• _Saved entries_
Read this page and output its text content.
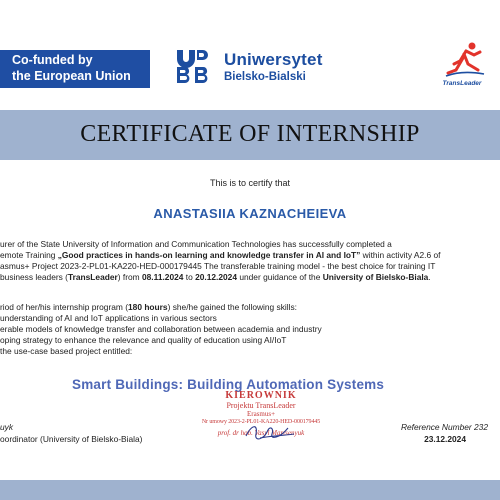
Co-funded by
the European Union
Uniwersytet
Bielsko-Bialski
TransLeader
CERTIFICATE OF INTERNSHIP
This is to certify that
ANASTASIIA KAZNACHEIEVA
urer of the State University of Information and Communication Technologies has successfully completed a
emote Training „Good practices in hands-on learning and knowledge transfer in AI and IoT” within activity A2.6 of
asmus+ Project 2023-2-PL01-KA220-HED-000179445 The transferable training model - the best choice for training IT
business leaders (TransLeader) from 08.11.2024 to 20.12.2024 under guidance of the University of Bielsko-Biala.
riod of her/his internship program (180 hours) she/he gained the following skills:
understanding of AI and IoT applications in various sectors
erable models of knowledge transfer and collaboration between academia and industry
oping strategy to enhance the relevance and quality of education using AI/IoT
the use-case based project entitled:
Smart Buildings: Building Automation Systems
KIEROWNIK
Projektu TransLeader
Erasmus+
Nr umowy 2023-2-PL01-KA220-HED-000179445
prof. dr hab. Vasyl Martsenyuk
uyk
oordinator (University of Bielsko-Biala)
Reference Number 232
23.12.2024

• _Description of the task_
Out of the material above, select every line that holds the string "knowledge".

• _The reply_
emote Training „Good practices in hands-on learning and knowledge transfer in AI and IoT” within activity A2.6 of
erable models of knowledge transfer and collaboration between academia and industry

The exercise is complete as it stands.